== Task goal ==
The records that follow must be reproduced in full, exactly as written.

# START OF Data excerpts

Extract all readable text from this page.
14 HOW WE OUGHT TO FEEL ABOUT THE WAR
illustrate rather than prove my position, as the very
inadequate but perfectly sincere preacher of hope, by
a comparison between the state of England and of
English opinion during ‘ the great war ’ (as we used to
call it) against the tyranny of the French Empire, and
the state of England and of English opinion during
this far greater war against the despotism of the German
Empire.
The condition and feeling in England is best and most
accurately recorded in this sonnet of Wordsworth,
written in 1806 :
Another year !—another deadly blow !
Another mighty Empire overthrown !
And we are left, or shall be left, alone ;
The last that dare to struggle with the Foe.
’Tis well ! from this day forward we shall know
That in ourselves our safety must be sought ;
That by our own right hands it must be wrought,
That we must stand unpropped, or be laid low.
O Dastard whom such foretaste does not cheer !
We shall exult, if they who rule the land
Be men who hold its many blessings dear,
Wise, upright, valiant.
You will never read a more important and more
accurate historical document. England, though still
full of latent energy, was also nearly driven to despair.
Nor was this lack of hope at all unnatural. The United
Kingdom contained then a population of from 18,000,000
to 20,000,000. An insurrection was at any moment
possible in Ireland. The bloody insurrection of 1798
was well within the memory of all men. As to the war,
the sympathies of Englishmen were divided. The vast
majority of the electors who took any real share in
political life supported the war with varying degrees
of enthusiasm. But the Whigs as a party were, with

# END OF Data excerpts

== Exercise result ==
Extract all readable text from this page.
14 HOW WE OUGHT TO FEEL ABOUT THE WAR
illustrate rather than prove my position, as the very
inadequate but perfectly sincere preacher of hope, by
a comparison between the state of England and of
English opinion during ‘ the great war ’ (as we used to
call it) against the tyranny of the French Empire, and
the state of England and of English opinion during
this far greater war against the despotism of the German
Empire.
The condition and feeling in England is best and most
accurately recorded in this sonnet of Wordsworth,
written in 1806 :
Another year !—another deadly blow !
Another mighty Empire overthrown !
And we are left, or shall be left, alone ;
The last that dare to struggle with the Foe.
’Tis well ! from this day forward we shall know
That in ourselves our safety must be sought ;
That by our own right hands it must be wrought,
That we must stand unpropped, or be laid low.
O Dastard whom such foretaste does not cheer !
We shall exult, if they who rule the land
Be men who hold its many blessings dear,
Wise, upright, valiant.
You will never read a more important and more
accurate historical document. England, though still
full of latent energy, was also nearly driven to despair.
Nor was this lack of hope at all unnatural. The United
Kingdom contained then a population of from 18,000,000
to 20,000,000. An insurrection was at any moment
possible in Ireland. The bloody insurrection of 1798
was well within the memory of all men. As to the war,
the sympathies of Englishmen were divided. The vast
majority of the electors who took any real share in
political life supported the war with varying degrees
of enthusiasm. But the Whigs as a party were, with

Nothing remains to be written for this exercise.